Vos consignes
Pouvez-vous poursuivre l'article sur le mariage présumé forcé d'une adolescente de 15 ans à Limoges, à partir de sa dernière phrase ?

Extrait
· · · · ·

« Mariage forcé » d’une ado de 15 ans : les investigations se poursuivent

22 juin 2020 A la une


Dans l’affaire du mariage présumé forcé les investigations se poursuivent. Vendredi, le procureur de la République de Limoges a tenu à apporter quelques précisions sur le dossier. « Il faut rester extrêmement prudent à ce stade de l’enquête ». L’adolescente de 15 ans avait lançé un message par la fenêtre de son immeuble de la Bastide.

Le vendredi 19 juin 2020, le procureur de la République de Limoges Jean-Christophe Rivaud, a fait le point sur l’appel de détresse qui avait été lancé par une adolescente de 15 ans dénonçant un « mariage forcé ». Le mardi 16 juin 2020, elle avait lancé, par la fenêtre de son logement d’un immeuble de la Bastide, un message destiné à la police et aux assistances sociales. Sur ce papier figurait un message inquiétant, un appel de détresse d’une mineure de 15 ans appelant au secours et demandant l’intervention de la police à son domicile, évoquant un mariage forcé et des maltraitances en ces termes : « aidez moi s’il vous plait, apellé la police je suis mariée de force/adresse/Nom/prénom/ âge:15 ans, apellé le plus vite possible SVP!!! appellé aussi les assistantes scosial quils viennet me chercher ,SVP apellé la Police »

· · · · ·

Données fournies
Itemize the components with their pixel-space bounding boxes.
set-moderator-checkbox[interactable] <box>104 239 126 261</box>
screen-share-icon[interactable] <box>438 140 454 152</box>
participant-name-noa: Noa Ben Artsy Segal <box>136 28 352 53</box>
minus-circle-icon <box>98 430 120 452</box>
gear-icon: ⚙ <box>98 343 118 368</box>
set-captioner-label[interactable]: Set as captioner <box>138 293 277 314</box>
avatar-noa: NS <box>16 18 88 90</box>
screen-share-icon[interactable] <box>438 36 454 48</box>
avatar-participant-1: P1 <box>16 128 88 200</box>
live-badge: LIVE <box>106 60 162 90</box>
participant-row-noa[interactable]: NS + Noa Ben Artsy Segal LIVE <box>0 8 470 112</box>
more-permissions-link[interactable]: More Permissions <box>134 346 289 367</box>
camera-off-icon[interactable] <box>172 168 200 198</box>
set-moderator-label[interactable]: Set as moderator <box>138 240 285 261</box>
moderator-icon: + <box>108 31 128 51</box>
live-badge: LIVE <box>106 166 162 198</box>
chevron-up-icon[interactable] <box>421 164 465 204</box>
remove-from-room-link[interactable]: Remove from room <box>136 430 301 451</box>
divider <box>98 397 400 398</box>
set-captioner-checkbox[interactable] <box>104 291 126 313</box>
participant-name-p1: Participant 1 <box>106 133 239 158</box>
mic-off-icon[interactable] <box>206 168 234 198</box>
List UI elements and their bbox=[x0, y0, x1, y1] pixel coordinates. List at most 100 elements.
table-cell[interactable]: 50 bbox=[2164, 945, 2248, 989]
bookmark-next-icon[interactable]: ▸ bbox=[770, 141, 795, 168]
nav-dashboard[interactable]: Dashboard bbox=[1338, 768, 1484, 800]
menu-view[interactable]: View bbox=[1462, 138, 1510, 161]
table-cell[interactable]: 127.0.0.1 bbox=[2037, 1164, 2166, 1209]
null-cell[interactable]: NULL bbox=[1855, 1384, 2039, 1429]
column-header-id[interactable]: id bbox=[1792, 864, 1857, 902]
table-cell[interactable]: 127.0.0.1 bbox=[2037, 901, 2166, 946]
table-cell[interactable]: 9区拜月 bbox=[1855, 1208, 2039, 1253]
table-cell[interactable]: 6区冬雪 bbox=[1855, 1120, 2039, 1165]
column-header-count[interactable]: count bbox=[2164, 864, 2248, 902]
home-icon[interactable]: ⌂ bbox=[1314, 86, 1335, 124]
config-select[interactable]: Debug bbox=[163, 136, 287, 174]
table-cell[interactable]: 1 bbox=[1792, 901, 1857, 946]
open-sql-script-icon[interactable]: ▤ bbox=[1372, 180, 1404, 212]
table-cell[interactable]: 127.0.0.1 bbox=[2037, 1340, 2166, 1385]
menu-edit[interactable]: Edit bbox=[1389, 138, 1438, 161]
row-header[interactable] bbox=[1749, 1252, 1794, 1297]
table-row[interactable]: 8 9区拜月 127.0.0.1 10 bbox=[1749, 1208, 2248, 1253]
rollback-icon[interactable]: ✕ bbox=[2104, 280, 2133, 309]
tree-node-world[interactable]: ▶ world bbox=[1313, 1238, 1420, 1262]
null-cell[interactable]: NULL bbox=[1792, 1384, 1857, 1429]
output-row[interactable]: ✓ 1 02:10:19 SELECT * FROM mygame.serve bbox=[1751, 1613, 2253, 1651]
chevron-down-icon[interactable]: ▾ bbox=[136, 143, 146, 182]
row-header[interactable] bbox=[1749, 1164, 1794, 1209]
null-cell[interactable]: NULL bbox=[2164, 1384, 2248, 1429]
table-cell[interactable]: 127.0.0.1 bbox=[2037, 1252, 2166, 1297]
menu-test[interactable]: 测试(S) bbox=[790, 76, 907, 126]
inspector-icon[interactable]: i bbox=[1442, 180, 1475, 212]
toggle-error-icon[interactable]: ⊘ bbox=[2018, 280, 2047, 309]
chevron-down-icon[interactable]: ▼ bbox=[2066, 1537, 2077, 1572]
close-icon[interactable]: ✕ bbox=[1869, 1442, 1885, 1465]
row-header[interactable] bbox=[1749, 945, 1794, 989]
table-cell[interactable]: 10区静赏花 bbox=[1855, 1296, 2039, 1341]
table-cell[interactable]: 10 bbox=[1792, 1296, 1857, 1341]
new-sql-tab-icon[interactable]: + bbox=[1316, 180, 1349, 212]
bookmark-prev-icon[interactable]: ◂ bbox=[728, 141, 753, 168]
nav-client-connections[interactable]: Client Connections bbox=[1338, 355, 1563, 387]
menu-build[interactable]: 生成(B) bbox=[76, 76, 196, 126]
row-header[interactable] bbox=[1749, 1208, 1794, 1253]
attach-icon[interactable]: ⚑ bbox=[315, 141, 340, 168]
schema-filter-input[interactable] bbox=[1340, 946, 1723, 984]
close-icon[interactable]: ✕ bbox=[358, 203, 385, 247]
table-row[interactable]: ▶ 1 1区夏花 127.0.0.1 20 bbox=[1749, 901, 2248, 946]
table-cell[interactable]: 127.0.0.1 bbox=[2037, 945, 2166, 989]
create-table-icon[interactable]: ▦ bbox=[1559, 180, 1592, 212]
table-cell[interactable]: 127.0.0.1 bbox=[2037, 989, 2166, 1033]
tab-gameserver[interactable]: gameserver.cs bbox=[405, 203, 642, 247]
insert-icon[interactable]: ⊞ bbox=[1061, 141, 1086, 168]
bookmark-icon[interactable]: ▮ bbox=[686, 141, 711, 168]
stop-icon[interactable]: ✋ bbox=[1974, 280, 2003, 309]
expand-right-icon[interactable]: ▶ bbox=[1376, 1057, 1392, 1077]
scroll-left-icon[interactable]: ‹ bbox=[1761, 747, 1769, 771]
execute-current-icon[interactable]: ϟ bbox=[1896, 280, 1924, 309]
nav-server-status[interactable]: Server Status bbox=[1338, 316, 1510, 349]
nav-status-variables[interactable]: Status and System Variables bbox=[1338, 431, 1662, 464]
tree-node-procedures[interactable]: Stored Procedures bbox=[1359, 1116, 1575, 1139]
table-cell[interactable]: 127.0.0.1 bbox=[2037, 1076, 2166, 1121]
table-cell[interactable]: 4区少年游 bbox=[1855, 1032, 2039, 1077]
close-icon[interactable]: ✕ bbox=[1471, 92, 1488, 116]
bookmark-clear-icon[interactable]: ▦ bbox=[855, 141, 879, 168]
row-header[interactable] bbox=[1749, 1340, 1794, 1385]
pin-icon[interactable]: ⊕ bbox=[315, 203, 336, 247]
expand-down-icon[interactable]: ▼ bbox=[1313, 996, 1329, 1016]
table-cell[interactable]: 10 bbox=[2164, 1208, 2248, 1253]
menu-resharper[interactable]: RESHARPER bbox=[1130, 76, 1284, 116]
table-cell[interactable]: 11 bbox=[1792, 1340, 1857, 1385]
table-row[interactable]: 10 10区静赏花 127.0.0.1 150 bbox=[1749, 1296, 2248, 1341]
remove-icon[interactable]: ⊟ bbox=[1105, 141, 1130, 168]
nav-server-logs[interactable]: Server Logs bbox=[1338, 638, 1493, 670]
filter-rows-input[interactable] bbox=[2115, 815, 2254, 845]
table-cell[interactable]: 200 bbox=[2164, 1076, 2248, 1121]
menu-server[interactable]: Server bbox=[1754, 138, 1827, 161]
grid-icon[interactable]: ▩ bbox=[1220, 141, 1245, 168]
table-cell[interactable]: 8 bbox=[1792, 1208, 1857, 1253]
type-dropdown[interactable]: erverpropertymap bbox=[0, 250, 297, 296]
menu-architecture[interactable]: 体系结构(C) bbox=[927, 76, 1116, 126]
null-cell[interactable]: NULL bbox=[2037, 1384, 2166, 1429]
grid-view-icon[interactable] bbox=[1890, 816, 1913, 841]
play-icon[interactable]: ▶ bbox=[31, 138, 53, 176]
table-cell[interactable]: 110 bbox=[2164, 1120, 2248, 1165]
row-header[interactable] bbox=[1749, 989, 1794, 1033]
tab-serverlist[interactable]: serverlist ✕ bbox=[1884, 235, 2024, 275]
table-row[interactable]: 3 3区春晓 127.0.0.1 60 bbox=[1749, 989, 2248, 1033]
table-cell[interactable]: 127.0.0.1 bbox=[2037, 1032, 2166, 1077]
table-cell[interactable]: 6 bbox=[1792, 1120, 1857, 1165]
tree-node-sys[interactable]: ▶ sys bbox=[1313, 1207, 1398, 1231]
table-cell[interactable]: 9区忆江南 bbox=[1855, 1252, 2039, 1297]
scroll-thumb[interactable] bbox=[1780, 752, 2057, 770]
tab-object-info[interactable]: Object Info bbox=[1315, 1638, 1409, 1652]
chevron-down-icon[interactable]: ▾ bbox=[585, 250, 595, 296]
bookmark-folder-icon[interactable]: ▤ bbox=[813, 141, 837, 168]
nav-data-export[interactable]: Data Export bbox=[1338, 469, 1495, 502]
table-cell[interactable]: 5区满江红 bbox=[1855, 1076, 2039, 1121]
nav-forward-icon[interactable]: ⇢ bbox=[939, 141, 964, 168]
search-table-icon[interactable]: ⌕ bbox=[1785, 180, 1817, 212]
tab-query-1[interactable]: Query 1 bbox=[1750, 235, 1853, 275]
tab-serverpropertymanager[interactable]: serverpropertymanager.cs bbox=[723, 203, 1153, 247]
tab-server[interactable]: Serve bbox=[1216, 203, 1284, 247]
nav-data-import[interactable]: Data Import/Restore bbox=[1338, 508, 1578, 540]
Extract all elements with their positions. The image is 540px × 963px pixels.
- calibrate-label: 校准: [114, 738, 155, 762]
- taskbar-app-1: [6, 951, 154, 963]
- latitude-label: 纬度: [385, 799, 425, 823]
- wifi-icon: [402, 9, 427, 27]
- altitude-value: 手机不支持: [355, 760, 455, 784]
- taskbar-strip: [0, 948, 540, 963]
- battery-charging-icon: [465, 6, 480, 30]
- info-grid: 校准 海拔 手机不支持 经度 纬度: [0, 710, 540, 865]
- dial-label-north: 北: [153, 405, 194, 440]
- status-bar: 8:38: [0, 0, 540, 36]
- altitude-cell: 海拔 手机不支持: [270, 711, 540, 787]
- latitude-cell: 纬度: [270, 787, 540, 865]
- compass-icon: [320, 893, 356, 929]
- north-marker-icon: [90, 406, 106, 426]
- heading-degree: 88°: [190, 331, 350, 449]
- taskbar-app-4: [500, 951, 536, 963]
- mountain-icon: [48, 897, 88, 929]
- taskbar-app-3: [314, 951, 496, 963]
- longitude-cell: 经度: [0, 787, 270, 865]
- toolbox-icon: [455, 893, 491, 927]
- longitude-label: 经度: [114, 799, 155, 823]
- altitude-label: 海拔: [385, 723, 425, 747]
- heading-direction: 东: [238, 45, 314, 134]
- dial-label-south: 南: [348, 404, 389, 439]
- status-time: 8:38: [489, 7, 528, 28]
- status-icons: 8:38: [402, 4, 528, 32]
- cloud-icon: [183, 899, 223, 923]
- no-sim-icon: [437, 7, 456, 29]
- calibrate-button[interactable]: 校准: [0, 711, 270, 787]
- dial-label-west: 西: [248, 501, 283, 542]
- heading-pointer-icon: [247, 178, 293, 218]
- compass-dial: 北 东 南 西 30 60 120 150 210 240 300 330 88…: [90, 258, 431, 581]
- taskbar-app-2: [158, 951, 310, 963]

· · · · ·

Résultat produit
« Le mariage forcé reste à confirmer »

Le procureur de la République a confirmé que l’adolescente de 15 ans avait été confiée à l’Aide Sociale à l’enfance, qui l’a placée dans un établissement spécialisé. A ce stade de l’enquête « le projet de mariage forcé » n’est pas confirmé. La brigade des mineurs, en charge du dossier, poursuit les investigations avec de nombreuses auditions. Pour les violences physiques (dénoncées par la jeune fille), des coups de câble électrique sur les jambes, il pourrait s’agir effectivement de violences ponctuelles remontant à une quinzaine de jours. Selon le parquet « les traces sont compatibles avec les dires ». Le juge des enfants a été saisi, une association d’aide aux victimes a été désignée comme administratrice « pour permettre à l’enfant de faire valoir ses droits ».